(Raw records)
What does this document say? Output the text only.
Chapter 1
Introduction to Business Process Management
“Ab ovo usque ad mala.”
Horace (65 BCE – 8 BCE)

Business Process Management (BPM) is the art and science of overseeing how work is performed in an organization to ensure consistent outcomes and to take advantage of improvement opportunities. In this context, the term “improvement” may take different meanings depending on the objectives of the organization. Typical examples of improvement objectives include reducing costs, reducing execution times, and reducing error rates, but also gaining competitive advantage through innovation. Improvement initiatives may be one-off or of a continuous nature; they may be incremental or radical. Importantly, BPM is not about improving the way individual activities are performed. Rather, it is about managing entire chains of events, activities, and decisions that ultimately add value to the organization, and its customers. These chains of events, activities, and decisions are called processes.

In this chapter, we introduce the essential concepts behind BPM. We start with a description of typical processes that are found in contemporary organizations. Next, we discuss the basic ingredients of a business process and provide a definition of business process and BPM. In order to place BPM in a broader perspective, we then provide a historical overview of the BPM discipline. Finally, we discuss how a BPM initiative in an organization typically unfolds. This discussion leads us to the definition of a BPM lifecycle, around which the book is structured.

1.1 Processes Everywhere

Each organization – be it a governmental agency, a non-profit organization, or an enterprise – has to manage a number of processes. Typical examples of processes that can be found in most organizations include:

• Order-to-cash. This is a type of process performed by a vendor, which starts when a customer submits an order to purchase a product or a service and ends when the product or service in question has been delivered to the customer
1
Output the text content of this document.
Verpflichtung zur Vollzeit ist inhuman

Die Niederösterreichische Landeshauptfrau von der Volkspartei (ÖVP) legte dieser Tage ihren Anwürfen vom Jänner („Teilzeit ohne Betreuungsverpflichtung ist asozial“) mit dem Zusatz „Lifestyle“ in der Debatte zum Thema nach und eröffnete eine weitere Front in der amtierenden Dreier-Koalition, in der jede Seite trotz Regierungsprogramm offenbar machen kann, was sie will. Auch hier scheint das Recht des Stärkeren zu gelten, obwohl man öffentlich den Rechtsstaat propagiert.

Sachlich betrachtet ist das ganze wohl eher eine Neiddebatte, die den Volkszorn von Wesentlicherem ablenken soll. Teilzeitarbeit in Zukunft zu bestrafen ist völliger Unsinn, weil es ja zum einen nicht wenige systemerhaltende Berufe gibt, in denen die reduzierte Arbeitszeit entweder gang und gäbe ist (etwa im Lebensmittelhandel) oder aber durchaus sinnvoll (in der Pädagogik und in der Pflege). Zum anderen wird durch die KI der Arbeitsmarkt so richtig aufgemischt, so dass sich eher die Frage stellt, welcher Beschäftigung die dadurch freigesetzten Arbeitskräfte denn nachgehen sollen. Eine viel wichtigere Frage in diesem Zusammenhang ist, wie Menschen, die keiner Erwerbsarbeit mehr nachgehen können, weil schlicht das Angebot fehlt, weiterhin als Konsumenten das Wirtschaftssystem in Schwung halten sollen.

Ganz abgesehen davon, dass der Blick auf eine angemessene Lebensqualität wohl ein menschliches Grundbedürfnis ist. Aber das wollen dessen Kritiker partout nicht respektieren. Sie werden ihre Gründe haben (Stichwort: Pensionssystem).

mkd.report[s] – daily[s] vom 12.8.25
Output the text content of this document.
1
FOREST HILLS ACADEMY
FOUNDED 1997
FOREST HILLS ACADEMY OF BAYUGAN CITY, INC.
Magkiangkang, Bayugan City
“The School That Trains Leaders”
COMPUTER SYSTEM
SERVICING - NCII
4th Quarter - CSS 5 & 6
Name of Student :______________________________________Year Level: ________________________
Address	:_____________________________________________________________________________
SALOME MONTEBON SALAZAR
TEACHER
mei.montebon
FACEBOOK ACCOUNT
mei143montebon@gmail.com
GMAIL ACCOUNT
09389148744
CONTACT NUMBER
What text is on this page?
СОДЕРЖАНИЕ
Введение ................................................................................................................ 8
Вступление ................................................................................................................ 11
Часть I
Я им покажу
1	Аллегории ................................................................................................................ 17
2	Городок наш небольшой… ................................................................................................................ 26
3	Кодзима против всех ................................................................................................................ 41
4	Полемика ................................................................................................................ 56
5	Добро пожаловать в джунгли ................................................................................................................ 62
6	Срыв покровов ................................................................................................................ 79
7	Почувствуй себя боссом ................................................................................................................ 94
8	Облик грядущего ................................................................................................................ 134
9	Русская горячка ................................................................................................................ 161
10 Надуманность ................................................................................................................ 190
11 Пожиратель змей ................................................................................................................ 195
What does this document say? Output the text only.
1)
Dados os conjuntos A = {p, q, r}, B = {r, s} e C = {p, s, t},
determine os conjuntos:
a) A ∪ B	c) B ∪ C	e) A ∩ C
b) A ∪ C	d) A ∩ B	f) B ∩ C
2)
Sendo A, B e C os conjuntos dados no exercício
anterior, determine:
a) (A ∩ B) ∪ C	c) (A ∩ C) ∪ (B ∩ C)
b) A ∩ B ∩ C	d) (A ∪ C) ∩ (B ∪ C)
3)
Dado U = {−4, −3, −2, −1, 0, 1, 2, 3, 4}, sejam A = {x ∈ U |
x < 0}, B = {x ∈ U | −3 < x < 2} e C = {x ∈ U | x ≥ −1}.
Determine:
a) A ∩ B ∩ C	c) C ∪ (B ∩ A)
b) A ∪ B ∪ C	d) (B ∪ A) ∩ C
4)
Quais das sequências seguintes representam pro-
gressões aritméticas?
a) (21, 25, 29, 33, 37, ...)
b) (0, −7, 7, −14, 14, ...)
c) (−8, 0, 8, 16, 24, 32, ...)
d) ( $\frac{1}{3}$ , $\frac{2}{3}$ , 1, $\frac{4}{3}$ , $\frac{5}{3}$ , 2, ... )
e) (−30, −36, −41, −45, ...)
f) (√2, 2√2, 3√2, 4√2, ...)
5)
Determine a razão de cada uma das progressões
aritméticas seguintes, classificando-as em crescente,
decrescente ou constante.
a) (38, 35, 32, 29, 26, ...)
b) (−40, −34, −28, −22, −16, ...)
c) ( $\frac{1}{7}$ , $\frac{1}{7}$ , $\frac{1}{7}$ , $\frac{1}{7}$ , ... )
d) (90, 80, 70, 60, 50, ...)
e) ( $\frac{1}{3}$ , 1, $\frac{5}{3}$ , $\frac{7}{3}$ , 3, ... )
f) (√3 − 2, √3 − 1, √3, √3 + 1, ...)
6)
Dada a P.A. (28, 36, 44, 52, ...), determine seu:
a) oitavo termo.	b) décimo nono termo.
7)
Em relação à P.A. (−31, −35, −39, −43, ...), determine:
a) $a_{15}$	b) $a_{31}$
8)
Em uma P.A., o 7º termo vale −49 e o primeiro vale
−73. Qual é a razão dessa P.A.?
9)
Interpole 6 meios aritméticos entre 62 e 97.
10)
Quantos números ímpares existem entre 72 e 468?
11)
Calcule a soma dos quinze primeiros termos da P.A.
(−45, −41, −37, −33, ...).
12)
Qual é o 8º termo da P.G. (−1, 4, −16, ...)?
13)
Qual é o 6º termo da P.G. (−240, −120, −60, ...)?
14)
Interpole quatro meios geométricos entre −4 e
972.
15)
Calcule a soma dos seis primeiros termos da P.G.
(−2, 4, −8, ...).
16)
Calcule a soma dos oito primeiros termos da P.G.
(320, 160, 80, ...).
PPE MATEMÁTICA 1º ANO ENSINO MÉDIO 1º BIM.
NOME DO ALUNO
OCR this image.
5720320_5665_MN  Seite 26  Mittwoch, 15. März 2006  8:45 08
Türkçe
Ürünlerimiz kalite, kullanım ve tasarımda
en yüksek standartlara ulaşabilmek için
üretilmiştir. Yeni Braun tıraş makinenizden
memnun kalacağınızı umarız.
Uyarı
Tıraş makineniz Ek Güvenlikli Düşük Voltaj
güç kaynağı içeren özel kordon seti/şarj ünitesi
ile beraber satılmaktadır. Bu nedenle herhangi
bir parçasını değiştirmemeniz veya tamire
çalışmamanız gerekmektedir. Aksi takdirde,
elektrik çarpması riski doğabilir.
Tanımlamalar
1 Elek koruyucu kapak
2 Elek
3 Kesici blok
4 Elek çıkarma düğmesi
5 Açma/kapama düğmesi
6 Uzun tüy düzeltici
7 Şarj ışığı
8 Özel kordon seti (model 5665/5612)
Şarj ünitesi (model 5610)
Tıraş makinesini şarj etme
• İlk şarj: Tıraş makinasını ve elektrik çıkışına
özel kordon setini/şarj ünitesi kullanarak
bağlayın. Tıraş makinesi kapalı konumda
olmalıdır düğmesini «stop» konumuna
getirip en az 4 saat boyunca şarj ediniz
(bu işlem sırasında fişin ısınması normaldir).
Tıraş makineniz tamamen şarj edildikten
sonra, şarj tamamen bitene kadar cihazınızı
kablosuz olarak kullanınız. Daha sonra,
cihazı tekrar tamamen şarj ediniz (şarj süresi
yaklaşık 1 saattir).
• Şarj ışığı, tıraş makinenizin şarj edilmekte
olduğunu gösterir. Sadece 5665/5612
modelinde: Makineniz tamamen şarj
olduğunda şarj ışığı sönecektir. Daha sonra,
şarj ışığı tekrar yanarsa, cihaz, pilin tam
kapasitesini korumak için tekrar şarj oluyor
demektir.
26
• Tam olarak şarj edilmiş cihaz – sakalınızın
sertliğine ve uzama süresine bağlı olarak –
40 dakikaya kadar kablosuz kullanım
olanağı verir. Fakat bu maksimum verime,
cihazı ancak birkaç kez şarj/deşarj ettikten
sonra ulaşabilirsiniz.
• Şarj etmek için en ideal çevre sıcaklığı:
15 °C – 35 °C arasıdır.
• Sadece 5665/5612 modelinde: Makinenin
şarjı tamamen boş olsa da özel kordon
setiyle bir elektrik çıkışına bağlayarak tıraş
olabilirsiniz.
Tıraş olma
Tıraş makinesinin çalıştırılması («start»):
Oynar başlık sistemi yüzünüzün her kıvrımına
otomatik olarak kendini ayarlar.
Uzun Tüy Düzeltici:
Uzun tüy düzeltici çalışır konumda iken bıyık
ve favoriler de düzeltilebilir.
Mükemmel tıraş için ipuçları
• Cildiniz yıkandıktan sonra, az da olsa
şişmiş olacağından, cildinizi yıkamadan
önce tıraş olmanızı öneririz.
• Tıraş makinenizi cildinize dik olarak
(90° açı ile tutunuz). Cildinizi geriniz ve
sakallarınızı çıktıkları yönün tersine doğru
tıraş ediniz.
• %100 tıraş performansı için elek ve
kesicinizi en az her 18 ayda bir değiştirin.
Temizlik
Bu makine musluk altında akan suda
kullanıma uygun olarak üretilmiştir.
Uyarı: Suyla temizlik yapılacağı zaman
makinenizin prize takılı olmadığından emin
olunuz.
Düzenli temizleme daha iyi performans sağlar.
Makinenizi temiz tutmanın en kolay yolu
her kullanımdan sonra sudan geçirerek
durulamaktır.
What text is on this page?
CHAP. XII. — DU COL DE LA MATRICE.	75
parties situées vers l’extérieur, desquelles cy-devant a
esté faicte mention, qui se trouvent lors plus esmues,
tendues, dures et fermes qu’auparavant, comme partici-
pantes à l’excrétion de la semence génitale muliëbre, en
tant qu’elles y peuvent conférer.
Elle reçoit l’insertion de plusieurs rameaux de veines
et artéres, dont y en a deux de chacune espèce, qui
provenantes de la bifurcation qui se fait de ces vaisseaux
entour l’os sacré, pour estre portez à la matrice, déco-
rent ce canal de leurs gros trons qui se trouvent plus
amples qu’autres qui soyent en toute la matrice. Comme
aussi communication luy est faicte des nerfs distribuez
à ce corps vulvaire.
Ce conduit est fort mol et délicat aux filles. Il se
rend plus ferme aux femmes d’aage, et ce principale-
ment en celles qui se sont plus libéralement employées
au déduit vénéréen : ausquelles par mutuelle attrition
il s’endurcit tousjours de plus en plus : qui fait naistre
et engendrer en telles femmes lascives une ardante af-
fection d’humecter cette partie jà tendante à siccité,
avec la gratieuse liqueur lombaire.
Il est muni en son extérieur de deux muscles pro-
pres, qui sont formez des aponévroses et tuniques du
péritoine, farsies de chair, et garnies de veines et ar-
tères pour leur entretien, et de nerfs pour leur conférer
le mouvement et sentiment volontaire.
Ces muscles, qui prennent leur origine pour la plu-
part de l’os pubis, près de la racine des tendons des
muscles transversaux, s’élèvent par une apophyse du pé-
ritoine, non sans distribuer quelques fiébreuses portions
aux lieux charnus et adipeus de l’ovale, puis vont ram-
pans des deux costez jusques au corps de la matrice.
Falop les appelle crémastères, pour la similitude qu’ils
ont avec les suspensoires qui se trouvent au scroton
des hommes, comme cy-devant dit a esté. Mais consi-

* _Stated problem_
Wherever "femmes" shows up in a line, copy that line.

* _Output of the exercise_
rend plus ferme aux femmes d’aage, et ce principale-
et engendrer en telles femmes lascives une ardante af-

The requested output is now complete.